_WHAT IS REQUIRED_
Return all of the data exactly as given.

_INFORMATION SUPPLIED_
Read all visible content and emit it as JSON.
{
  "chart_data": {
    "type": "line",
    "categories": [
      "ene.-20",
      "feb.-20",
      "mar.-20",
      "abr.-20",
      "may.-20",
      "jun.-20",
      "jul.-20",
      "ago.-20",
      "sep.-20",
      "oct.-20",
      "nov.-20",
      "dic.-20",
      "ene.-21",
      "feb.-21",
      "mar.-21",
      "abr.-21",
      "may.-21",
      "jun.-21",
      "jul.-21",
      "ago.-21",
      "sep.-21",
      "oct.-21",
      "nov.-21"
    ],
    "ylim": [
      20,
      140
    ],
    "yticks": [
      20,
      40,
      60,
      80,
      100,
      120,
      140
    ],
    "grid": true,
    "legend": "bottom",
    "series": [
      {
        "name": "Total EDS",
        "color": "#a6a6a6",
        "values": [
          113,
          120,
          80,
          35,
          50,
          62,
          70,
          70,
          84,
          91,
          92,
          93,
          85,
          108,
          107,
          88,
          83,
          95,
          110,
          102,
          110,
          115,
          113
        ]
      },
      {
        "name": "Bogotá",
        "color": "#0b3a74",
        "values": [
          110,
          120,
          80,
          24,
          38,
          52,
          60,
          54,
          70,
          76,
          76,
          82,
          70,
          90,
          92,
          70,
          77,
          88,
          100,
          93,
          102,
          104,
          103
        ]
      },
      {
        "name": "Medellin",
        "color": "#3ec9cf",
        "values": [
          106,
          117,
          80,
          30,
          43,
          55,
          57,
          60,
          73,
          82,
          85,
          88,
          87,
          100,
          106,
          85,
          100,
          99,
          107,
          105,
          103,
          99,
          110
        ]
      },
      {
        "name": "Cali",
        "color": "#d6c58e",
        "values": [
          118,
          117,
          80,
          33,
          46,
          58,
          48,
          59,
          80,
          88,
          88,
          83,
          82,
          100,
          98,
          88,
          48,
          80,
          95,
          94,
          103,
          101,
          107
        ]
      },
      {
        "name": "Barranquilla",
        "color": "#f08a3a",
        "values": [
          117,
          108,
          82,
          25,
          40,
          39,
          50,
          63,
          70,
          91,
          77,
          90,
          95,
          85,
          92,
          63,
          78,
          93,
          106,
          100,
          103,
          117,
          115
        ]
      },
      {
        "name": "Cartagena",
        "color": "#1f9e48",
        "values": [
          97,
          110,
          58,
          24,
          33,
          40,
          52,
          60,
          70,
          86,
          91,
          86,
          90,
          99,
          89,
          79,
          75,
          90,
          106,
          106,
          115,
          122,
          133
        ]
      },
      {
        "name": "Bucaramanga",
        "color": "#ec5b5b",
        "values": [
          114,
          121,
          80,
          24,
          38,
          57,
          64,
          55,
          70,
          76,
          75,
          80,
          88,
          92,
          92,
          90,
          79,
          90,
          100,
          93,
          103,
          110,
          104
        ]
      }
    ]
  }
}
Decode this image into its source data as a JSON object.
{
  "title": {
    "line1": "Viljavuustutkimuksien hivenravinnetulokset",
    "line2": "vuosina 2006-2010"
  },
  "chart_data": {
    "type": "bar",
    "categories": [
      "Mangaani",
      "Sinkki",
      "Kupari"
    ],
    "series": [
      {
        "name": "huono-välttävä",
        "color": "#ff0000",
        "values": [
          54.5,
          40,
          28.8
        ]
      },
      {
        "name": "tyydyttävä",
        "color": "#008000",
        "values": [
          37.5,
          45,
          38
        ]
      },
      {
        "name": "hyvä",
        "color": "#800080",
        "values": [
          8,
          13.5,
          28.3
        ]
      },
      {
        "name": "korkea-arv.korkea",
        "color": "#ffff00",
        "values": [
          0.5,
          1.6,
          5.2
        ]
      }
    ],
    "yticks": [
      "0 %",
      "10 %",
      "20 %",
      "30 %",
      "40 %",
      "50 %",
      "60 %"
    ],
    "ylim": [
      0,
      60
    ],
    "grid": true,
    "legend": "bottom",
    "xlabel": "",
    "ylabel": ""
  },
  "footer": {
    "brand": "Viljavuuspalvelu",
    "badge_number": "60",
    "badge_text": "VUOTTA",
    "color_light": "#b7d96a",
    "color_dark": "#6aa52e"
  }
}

_FINAL RESULT_
Read all visible content and emit it as JSON.
{
  "chart_data": {
    "type": "line",
    "categories": [
      "ene.-20",
      "feb.-20",
      "mar.-20",
      "abr.-20",
      "may.-20",
      "jun.-20",
      "jul.-20",
      "ago.-20",
      "sep.-20",
      "oct.-20",
      "nov.-20",
      "dic.-20",
      "ene.-21",
      "feb.-21",
      "mar.-21",
      "abr.-21",
      "may.-21",
      "jun.-21",
      "jul.-21",
      "ago.-21",
      "sep.-21",
      "oct.-21",
      "nov.-21"
    ],
    "ylim": [
      20,
      140
    ],
    "yticks": [
      20,
      40,
      60,
      80,
      100,
      120,
      140
    ],
    "grid": true,
    "legend": "bottom",
    "series": [
      {
        "name": "Total EDS",
        "color": "#a6a6a6",
        "values": [
          113,
          120,
          80,
          35,
          50,
          62,
          70,
          70,
          84,
          91,
          92,
          93,
          85,
          108,
          107,
          88,
          83,
          95,
          110,
          102,
          110,
          115,
          113
        ]
      },
      {
        "name": "Bogotá",
        "color": "#0b3a74",
        "values": [
          110,
          120,
          80,
          24,
          38,
          52,
          60,
          54,
          70,
          76,
          76,
          82,
          70,
          90,
          92,
          70,
          77,
          88,
          100,
          93,
          102,
          104,
          103
        ]
      },
      {
        "name": "Medellin",
        "color": "#3ec9cf",
        "values": [
          106,
          117,
          80,
          30,
          43,
          55,
          57,
          60,
          73,
          82,
          85,
          88,
          87,
          100,
          106,
          85,
          100,
          99,
          107,
          105,
          103,
          99,
          110
        ]
      },
      {
        "name": "Cali",
        "color": "#d6c58e",
        "values": [
          118,
          117,
          80,
          33,
          46,
          58,
          48,
          59,
          80,
          88,
          88,
          83,
          82,
          100,
          98,
          88,
          48,
          80,
          95,
          94,
          103,
          101,
          107
        ]
      },
      {
        "name": "Barranquilla",
        "color": "#f08a3a",
        "values": [
          117,
          108,
          82,
          25,
          40,
          39,
          50,
          63,
          70,
          91,
          77,
          90,
          95,
          85,
          92,
          63,
          78,
          93,
          106,
          100,
          103,
          117,
          115
        ]
      },
      {
        "name": "Cartagena",
        "color": "#1f9e48",
        "values": [
          97,
          110,
          58,
          24,
          33,
          40,
          52,
          60,
          70,
          86,
          91,
          86,
          90,
          99,
          89,
          79,
          75,
          90,
          106,
          106,
          115,
          122,
          133
        ]
      },
      {
        "name": "Bucaramanga",
        "color": "#ec5b5b",
        "values": [
          114,
          121,
          80,
          24,
          38,
          57,
          64,
          55,
          70,
          76,
          75,
          80,
          88,
          92,
          92,
          90,
          79,
          90,
          100,
          93,
          103,
          110,
          104
        ]
      }
    ]
  }
}
Decode this image into its source data as a JSON object.
{
  "title": {
    "line1": "Viljavuustutkimuksien hivenravinnetulokset",
    "line2": "vuosina 2006-2010"
  },
  "chart_data": {
    "type": "bar",
    "categories": [
      "Mangaani",
      "Sinkki",
      "Kupari"
    ],
    "series": [
      {
        "name": "huono-välttävä",
        "color": "#ff0000",
        "values": [
          54.5,
          40,
          28.8
        ]
      },
      {
        "name": "tyydyttävä",
        "color": "#008000",
        "values": [
          37.5,
          45,
          38
        ]
      },
      {
        "name": "hyvä",
        "color": "#800080",
        "values": [
          8,
          13.5,
          28.3
        ]
      },
      {
        "name": "korkea-arv.korkea",
        "color": "#ffff00",
        "values": [
          0.5,
          1.6,
          5.2
        ]
      }
    ],
    "yticks": [
      "0 %",
      "10 %",
      "20 %",
      "30 %",
      "40 %",
      "50 %",
      "60 %"
    ],
    "ylim": [
      0,
      60
    ],
    "grid": true,
    "legend": "bottom",
    "xlabel": "",
    "ylabel": ""
  },
  "footer": {
    "brand": "Viljavuuspalvelu",
    "badge_number": "60",
    "badge_text": "VUOTTA",
    "color_light": "#b7d96a",
    "color_dark": "#6aa52e"
  }
}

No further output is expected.